Go through the records and show each line where the word "close" occurs.

### Records provided ###

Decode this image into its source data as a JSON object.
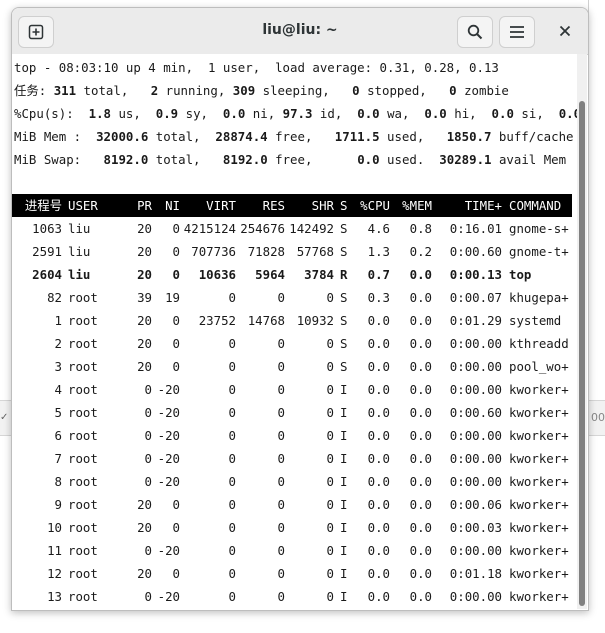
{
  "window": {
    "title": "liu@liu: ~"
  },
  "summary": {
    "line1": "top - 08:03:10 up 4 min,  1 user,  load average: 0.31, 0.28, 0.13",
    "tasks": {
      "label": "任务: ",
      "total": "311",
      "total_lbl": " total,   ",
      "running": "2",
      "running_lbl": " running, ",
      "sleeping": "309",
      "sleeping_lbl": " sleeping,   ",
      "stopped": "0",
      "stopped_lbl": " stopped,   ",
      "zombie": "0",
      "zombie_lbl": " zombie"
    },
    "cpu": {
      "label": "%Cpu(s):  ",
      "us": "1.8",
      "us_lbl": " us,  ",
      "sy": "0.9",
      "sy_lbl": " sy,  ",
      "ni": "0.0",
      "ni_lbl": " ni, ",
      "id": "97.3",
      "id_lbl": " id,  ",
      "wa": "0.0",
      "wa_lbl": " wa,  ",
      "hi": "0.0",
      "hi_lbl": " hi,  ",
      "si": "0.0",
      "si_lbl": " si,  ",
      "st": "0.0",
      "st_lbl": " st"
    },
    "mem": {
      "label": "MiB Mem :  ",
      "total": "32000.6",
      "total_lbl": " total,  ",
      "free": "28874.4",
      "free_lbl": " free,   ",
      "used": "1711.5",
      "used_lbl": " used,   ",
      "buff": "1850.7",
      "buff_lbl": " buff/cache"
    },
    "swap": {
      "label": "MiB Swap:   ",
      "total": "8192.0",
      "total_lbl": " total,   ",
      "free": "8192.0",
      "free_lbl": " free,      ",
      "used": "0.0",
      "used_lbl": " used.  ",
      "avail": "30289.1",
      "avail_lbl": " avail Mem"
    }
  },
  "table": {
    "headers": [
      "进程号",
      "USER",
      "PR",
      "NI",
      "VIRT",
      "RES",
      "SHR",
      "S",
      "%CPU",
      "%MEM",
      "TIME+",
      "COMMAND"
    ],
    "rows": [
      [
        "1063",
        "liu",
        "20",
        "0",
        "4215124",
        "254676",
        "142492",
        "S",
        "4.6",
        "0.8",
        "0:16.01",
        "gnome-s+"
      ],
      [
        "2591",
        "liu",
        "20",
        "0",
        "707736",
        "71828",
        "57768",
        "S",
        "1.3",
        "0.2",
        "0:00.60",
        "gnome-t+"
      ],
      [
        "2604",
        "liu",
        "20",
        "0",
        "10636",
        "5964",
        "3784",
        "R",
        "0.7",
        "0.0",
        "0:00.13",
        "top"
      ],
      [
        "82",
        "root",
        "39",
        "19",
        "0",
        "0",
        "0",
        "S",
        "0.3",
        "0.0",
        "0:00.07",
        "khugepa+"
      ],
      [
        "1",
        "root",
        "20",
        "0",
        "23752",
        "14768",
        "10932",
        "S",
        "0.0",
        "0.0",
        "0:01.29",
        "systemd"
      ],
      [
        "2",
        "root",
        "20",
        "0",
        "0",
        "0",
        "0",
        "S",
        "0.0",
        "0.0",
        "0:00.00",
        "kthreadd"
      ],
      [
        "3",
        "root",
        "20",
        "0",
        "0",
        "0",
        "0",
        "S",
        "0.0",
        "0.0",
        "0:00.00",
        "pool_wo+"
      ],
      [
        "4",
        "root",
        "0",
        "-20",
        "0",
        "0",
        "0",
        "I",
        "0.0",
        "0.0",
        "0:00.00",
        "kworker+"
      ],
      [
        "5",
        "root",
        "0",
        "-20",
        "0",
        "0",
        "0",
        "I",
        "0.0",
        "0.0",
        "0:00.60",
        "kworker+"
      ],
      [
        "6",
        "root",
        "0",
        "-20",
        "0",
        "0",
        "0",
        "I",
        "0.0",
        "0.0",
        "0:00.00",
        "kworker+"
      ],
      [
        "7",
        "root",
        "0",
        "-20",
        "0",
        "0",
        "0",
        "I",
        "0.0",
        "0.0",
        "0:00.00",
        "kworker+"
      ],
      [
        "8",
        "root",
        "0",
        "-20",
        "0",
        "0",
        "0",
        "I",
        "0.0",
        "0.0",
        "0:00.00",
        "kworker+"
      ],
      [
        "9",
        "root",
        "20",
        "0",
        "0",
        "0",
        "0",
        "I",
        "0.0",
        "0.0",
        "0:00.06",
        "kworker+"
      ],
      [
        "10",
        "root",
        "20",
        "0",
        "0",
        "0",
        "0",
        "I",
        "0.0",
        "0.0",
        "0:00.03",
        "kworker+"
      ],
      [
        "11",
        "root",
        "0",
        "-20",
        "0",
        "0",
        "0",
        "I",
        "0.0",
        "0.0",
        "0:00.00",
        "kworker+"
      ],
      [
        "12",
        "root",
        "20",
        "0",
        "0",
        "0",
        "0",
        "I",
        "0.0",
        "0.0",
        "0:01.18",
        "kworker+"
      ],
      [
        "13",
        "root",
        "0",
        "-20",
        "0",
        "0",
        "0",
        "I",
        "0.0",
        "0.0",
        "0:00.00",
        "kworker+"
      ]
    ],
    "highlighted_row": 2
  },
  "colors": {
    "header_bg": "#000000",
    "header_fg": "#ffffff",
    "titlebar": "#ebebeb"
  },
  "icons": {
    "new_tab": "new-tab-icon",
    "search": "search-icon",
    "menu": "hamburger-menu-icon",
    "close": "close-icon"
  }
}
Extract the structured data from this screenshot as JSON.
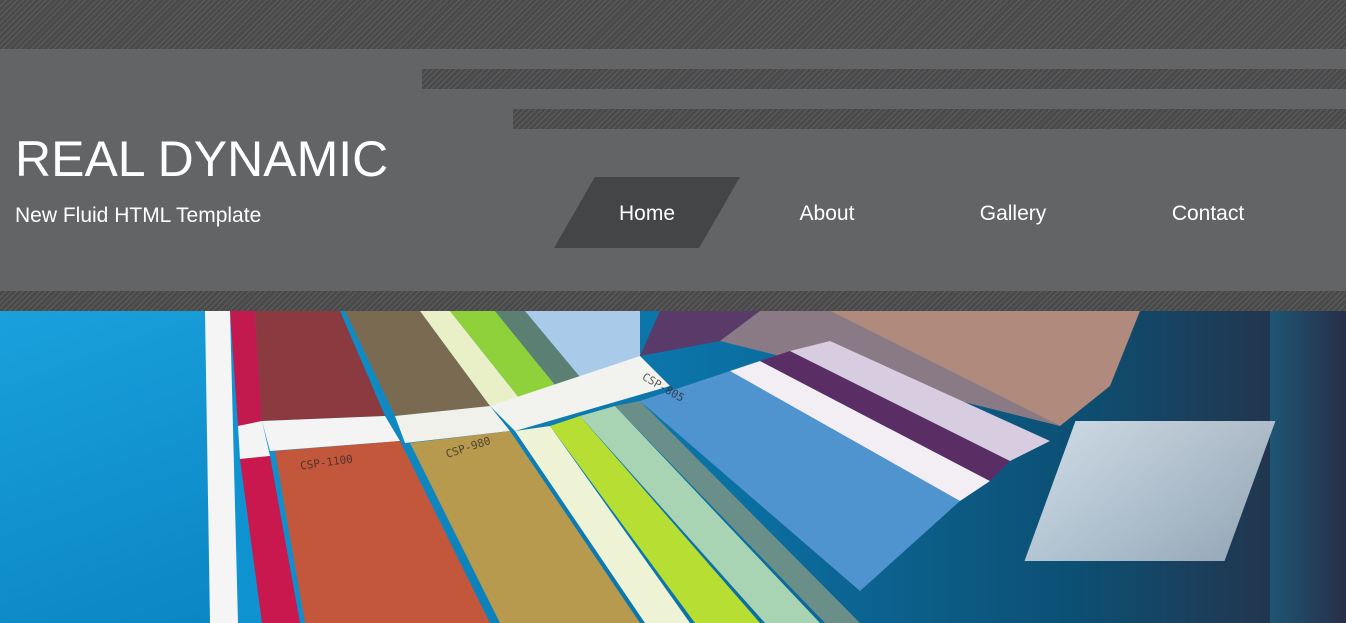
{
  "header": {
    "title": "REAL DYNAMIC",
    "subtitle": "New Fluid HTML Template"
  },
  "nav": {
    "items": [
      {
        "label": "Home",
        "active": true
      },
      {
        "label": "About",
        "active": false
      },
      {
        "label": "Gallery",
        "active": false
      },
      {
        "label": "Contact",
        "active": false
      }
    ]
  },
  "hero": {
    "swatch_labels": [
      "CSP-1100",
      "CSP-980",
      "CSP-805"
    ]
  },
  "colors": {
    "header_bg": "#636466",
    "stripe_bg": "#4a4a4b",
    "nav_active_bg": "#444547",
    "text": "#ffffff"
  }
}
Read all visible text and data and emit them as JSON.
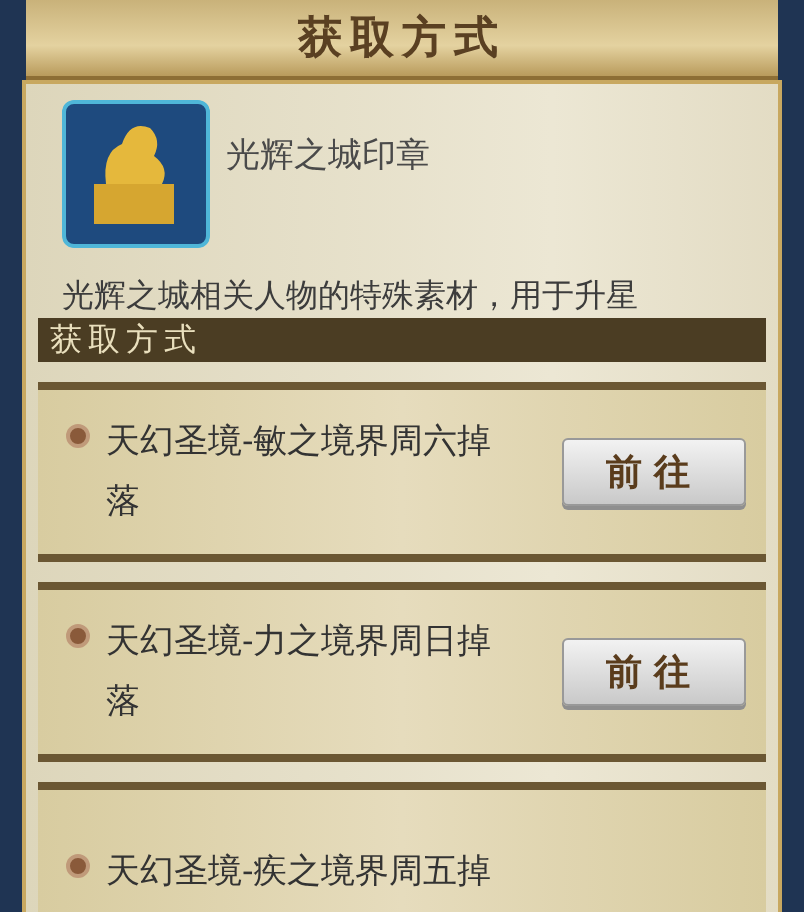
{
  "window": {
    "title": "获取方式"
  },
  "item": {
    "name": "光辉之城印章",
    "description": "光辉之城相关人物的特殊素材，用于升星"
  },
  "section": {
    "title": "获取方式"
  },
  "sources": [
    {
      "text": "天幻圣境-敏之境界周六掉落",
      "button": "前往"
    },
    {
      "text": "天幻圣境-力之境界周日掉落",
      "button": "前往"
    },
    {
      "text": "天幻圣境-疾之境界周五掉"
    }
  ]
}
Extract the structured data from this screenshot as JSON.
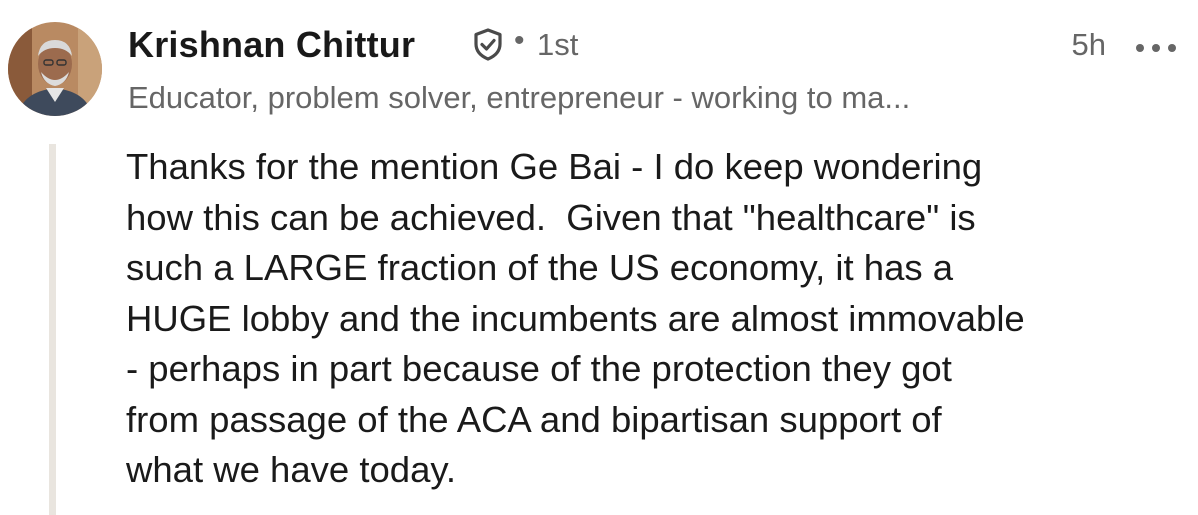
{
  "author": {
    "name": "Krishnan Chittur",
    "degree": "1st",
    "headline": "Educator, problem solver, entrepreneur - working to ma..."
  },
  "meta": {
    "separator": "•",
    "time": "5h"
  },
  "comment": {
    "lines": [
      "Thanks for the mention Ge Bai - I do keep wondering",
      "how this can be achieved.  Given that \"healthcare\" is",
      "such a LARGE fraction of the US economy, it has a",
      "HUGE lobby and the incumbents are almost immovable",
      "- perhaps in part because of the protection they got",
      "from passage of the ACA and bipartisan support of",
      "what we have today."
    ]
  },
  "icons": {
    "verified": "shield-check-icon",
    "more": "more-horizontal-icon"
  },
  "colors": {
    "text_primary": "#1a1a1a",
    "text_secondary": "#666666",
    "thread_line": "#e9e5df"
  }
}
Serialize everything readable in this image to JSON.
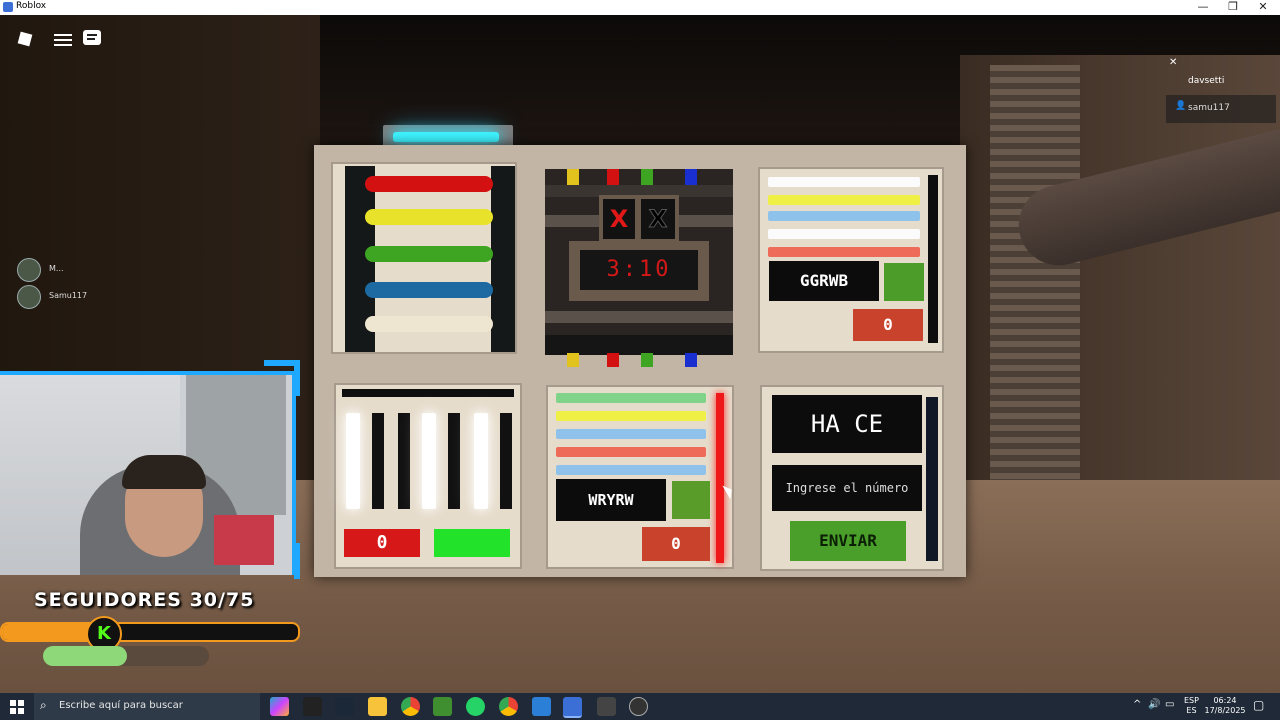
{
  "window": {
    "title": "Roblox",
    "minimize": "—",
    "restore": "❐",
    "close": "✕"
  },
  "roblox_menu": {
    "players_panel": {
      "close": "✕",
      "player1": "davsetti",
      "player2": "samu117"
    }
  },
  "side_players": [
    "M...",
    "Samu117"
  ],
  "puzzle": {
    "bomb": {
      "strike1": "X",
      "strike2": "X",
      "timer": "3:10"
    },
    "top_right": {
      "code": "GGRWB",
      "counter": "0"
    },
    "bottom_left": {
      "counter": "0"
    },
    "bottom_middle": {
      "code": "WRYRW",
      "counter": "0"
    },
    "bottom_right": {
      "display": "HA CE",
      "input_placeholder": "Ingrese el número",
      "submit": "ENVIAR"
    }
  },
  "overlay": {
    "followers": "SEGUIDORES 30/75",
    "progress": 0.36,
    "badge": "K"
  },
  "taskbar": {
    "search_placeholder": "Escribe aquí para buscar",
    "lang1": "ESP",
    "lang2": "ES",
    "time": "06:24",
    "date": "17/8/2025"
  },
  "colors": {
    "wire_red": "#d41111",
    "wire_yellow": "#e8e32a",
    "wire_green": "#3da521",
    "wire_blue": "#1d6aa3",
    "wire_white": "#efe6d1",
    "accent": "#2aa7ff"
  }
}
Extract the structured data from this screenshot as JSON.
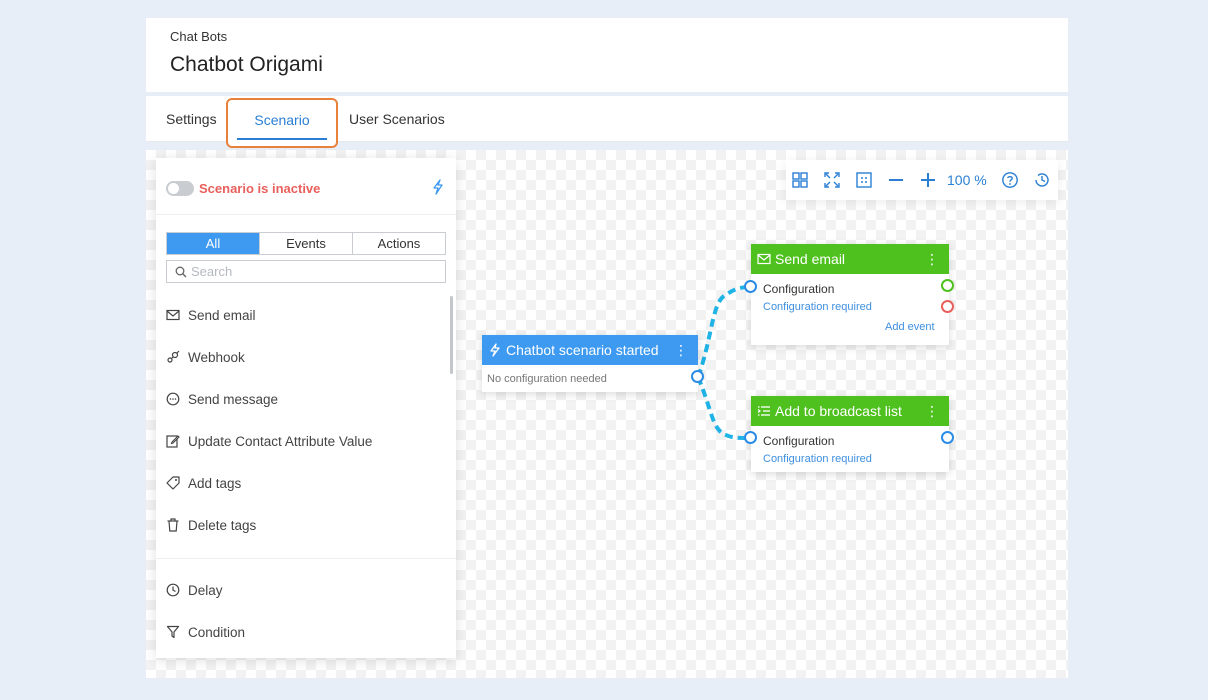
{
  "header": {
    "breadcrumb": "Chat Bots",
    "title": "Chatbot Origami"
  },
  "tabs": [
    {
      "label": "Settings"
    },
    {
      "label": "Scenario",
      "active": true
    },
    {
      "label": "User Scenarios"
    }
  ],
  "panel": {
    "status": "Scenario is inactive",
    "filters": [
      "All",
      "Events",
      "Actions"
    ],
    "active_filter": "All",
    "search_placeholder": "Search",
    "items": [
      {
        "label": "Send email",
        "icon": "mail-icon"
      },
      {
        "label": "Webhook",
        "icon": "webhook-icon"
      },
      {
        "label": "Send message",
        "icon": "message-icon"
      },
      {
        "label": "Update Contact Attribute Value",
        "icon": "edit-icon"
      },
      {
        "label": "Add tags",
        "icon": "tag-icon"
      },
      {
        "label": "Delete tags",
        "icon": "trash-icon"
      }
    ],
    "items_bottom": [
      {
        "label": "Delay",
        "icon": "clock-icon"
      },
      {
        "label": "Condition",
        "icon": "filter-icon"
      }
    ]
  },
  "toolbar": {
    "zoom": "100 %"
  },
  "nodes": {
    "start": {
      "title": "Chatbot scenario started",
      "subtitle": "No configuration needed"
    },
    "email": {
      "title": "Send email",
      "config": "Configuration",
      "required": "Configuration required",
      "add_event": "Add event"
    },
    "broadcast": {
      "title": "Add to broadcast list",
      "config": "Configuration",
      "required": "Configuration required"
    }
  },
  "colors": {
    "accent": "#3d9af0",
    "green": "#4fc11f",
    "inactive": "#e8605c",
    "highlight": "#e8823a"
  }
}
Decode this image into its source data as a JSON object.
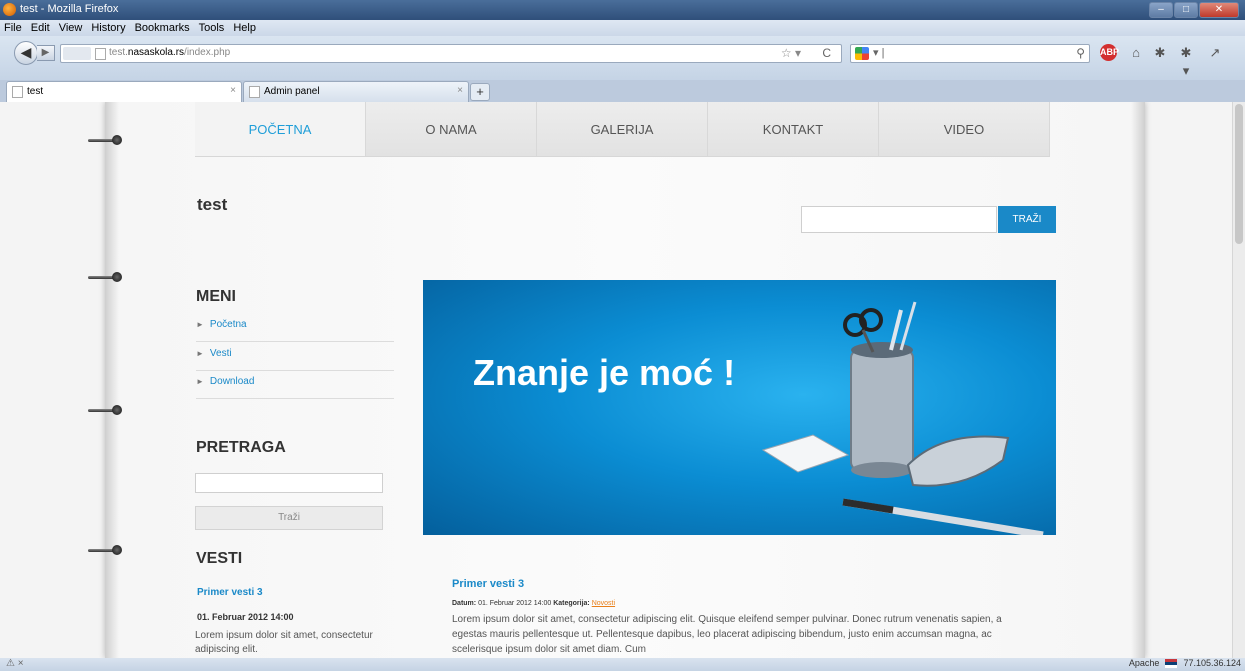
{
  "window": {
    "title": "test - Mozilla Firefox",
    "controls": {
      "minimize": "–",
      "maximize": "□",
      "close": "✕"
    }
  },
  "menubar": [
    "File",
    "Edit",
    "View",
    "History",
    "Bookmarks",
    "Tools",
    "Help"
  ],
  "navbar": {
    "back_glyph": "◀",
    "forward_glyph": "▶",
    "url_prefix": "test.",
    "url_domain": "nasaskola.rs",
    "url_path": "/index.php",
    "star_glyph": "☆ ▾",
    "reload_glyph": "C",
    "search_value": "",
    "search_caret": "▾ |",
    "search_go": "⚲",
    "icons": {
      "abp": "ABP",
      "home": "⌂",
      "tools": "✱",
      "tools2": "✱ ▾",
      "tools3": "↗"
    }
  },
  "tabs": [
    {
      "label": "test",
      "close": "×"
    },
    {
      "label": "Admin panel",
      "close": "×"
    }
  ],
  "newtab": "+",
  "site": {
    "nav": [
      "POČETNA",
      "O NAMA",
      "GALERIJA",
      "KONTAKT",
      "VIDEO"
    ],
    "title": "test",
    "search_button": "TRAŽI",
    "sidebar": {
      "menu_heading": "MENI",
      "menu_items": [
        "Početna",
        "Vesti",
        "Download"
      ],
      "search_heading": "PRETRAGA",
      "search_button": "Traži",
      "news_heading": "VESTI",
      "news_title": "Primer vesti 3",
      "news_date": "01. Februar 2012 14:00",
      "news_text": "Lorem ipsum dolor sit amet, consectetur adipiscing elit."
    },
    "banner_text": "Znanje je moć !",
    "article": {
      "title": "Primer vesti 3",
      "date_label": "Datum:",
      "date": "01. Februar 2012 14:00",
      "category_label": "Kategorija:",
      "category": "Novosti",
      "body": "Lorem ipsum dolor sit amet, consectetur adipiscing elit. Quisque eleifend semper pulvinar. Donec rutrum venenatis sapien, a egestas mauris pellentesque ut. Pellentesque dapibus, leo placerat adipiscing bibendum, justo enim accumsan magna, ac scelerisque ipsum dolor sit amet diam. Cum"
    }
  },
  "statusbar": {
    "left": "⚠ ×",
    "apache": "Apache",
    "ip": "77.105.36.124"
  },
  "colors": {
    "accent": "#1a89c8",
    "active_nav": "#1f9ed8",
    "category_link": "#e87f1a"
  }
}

###

### Solution to the exercise
    "close": "close-icon"
    "close": "✕"
      "close": "✕",
      "close": "✕"
      "close": "×"
      "close": "×"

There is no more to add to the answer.